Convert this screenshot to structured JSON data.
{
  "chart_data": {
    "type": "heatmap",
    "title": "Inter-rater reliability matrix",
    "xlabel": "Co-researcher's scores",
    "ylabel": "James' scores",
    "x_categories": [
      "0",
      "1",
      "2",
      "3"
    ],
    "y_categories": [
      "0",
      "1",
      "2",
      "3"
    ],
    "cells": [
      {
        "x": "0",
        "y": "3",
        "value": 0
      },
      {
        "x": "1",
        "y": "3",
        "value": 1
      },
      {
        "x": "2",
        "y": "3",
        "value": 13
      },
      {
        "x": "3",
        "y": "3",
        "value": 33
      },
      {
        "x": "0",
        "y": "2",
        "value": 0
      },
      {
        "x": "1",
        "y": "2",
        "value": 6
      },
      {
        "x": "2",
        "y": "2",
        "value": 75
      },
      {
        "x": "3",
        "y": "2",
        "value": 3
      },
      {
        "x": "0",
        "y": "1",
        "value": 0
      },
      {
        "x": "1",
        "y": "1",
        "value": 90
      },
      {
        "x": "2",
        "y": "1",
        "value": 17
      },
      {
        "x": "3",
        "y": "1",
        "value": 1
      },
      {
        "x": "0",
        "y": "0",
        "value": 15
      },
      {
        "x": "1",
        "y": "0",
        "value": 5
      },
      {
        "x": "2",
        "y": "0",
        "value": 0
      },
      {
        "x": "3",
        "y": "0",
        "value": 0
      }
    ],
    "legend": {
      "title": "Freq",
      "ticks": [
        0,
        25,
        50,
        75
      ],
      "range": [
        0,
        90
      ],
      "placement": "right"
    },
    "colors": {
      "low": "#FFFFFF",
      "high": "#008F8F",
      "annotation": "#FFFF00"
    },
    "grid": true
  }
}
==
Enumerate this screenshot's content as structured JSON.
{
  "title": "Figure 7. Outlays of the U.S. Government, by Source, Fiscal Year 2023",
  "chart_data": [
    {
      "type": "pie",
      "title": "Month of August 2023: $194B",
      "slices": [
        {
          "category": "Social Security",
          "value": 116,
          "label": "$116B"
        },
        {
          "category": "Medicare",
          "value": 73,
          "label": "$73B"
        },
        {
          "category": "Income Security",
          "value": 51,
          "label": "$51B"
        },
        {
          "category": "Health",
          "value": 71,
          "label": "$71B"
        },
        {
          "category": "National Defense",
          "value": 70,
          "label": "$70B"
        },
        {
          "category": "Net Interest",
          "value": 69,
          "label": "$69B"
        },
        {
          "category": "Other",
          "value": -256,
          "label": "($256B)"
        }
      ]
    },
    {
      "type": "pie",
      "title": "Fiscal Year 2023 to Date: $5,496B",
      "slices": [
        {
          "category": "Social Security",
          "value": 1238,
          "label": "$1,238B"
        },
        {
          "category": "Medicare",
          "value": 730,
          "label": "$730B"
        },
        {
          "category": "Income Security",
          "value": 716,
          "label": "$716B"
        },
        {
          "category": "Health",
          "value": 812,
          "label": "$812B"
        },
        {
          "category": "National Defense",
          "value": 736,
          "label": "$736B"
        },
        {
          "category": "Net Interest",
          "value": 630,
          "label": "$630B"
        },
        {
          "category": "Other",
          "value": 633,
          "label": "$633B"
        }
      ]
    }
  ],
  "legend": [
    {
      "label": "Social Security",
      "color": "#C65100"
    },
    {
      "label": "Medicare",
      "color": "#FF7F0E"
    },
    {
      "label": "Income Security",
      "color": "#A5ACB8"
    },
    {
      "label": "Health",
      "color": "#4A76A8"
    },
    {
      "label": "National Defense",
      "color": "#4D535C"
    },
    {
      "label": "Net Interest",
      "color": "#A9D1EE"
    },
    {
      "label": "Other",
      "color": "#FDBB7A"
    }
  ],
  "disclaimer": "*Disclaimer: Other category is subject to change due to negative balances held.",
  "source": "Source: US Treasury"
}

## Your goal
Examine the records and pull out every line where the string "screenshot" occurs.

## Final result
Convert this screenshot to structured JSON data.
Enumerate this screenshot's content as structured JSON.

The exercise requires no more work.